Extracted records
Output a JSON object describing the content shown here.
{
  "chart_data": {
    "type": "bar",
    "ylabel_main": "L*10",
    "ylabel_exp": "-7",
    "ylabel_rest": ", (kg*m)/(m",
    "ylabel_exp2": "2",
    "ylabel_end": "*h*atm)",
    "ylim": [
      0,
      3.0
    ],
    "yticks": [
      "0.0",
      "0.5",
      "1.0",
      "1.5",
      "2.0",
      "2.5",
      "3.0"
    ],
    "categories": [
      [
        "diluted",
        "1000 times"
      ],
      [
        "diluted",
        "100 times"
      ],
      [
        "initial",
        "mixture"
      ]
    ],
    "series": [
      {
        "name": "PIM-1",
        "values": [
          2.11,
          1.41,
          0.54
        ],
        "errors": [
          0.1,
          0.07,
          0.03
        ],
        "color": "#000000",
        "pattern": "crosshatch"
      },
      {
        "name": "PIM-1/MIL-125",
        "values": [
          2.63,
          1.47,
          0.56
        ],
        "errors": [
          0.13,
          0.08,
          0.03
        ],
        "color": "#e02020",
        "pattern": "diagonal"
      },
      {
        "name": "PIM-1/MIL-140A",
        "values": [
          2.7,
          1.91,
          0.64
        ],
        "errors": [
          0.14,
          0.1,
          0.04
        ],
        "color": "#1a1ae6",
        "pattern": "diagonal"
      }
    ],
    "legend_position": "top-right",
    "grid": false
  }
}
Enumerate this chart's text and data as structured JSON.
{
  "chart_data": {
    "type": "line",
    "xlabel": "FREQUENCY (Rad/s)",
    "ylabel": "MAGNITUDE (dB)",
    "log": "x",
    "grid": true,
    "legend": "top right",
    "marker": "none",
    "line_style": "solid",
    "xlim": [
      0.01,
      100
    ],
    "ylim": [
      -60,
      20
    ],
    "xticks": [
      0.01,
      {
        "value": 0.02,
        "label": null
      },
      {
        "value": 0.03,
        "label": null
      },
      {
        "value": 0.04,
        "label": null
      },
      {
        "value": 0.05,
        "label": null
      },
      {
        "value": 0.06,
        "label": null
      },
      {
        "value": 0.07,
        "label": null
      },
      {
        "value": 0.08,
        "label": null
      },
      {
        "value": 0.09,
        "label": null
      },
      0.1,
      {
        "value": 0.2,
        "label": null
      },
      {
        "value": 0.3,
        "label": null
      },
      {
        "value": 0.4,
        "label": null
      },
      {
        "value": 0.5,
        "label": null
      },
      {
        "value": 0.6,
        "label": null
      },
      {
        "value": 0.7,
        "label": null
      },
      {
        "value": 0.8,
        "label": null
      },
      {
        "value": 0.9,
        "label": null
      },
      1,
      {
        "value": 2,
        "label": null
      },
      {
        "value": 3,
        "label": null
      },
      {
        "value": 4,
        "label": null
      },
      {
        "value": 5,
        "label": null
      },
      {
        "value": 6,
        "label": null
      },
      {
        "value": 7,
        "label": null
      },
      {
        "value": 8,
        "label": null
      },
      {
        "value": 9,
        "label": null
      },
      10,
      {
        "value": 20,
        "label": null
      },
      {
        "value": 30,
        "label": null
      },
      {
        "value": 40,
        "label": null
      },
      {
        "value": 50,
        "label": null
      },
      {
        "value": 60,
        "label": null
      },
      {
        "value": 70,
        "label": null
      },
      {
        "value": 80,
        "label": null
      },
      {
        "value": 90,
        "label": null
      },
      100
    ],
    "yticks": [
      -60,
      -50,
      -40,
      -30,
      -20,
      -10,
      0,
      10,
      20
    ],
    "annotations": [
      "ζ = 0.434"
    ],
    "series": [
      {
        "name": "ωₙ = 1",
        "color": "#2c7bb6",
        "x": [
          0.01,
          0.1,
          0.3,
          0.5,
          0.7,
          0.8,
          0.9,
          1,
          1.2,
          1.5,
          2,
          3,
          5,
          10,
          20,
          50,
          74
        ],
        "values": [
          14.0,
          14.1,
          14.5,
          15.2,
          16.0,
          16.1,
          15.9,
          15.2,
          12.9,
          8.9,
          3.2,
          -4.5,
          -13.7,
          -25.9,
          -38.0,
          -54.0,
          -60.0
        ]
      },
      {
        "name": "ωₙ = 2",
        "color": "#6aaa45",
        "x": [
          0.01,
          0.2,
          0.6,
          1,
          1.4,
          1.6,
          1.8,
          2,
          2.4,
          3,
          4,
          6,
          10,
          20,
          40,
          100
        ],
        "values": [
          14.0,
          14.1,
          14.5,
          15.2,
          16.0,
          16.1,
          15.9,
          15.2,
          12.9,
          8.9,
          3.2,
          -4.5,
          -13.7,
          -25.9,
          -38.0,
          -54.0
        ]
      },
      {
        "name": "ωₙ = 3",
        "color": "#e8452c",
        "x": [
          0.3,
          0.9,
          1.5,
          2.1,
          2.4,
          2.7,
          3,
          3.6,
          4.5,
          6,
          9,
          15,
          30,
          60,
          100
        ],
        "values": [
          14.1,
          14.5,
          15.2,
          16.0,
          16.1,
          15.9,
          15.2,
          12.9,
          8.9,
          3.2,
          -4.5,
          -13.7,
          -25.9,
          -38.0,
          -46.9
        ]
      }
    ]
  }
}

### WORK TO COMPLETE
Take the data above and return it exactly.

### FINISHED TASK
Output a JSON object describing the content shown here.
{
  "chart_data": {
    "type": "bar",
    "ylabel_main": "L*10",
    "ylabel_exp": "-7",
    "ylabel_rest": ", (kg*m)/(m",
    "ylabel_exp2": "2",
    "ylabel_end": "*h*atm)",
    "ylim": [
      0,
      3.0
    ],
    "yticks": [
      "0.0",
      "0.5",
      "1.0",
      "1.5",
      "2.0",
      "2.5",
      "3.0"
    ],
    "categories": [
      [
        "diluted",
        "1000 times"
      ],
      [
        "diluted",
        "100 times"
      ],
      [
        "initial",
        "mixture"
      ]
    ],
    "series": [
      {
        "name": "PIM-1",
        "values": [
          2.11,
          1.41,
          0.54
        ],
        "errors": [
          0.1,
          0.07,
          0.03
        ],
        "color": "#000000",
        "pattern": "crosshatch"
      },
      {
        "name": "PIM-1/MIL-125",
        "values": [
          2.63,
          1.47,
          0.56
        ],
        "errors": [
          0.13,
          0.08,
          0.03
        ],
        "color": "#e02020",
        "pattern": "diagonal"
      },
      {
        "name": "PIM-1/MIL-140A",
        "values": [
          2.7,
          1.91,
          0.64
        ],
        "errors": [
          0.14,
          0.1,
          0.04
        ],
        "color": "#1a1ae6",
        "pattern": "diagonal"
      }
    ],
    "legend_position": "top-right",
    "grid": false
  }
}
Enumerate this chart's text and data as structured JSON.
{
  "chart_data": {
    "type": "line",
    "xlabel": "FREQUENCY (Rad/s)",
    "ylabel": "MAGNITUDE (dB)",
    "log": "x",
    "grid": true,
    "legend": "top right",
    "marker": "none",
    "line_style": "solid",
    "xlim": [
      0.01,
      100
    ],
    "ylim": [
      -60,
      20
    ],
    "xticks": [
      0.01,
      {
        "value": 0.02,
        "label": null
      },
      {
        "value": 0.03,
        "label": null
      },
      {
        "value": 0.04,
        "label": null
      },
      {
        "value": 0.05,
        "label": null
      },
      {
        "value": 0.06,
        "label": null
      },
      {
        "value": 0.07,
        "label": null
      },
      {
        "value": 0.08,
        "label": null
      },
      {
        "value": 0.09,
        "label": null
      },
      0.1,
      {
        "value": 0.2,
        "label": null
      },
      {
        "value": 0.3,
        "label": null
      },
      {
        "value": 0.4,
        "label": null
      },
      {
        "value": 0.5,
        "label": null
      },
      {
        "value": 0.6,
        "label": null
      },
      {
        "value": 0.7,
        "label": null
      },
      {
        "value": 0.8,
        "label": null
      },
      {
        "value": 0.9,
        "label": null
      },
      1,
      {
        "value": 2,
        "label": null
      },
      {
        "value": 3,
        "label": null
      },
      {
        "value": 4,
        "label": null
      },
      {
        "value": 5,
        "label": null
      },
      {
        "value": 6,
        "label": null
      },
      {
        "value": 7,
        "label": null
      },
      {
        "value": 8,
        "label": null
      },
      {
        "value": 9,
        "label": null
      },
      10,
      {
        "value": 20,
        "label": null
      },
      {
        "value": 30,
        "label": null
      },
      {
        "value": 40,
        "label": null
      },
      {
        "value": 50,
        "label": null
      },
      {
        "value": 60,
        "label": null
      },
      {
        "value": 70,
        "label": null
      },
      {
        "value": 80,
        "label": null
      },
      {
        "value": 90,
        "label": null
      },
      100
    ],
    "yticks": [
      -60,
      -50,
      -40,
      -30,
      -20,
      -10,
      0,
      10,
      20
    ],
    "annotations": [
      "ζ = 0.434"
    ],
    "series": [
      {
        "name": "ωₙ = 1",
        "color": "#2c7bb6",
        "x": [
          0.01,
          0.1,
          0.3,
          0.5,
          0.7,
          0.8,
          0.9,
          1,
          1.2,
          1.5,
          2,
          3,
          5,
          10,
          20,
          50,
          74
        ],
        "values": [
          14.0,
          14.1,
          14.5,
          15.2,
          16.0,
          16.1,
          15.9,
          15.2,
          12.9,
          8.9,
          3.2,
          -4.5,
          -13.7,
          -25.9,
          -38.0,
          -54.0,
          -60.0
        ]
      },
      {
        "name": "ωₙ = 2",
        "color": "#6aaa45",
        "x": [
          0.01,
          0.2,
          0.6,
          1,
          1.4,
          1.6,
          1.8,
          2,
          2.4,
          3,
          4,
          6,
          10,
          20,
          40,
          100
        ],
        "values": [
          14.0,
          14.1,
          14.5,
          15.2,
          16.0,
          16.1,
          15.9,
          15.2,
          12.9,
          8.9,
          3.2,
          -4.5,
          -13.7,
          -25.9,
          -38.0,
          -54.0
        ]
      },
      {
        "name": "ωₙ = 3",
        "color": "#e8452c",
        "x": [
          0.3,
          0.9,
          1.5,
          2.1,
          2.4,
          2.7,
          3,
          3.6,
          4.5,
          6,
          9,
          15,
          30,
          60,
          100
        ],
        "values": [
          14.1,
          14.5,
          15.2,
          16.0,
          16.1,
          15.9,
          15.2,
          12.9,
          8.9,
          3.2,
          -4.5,
          -13.7,
          -25.9,
          -38.0,
          -46.9
        ]
      }
    ]
  }
}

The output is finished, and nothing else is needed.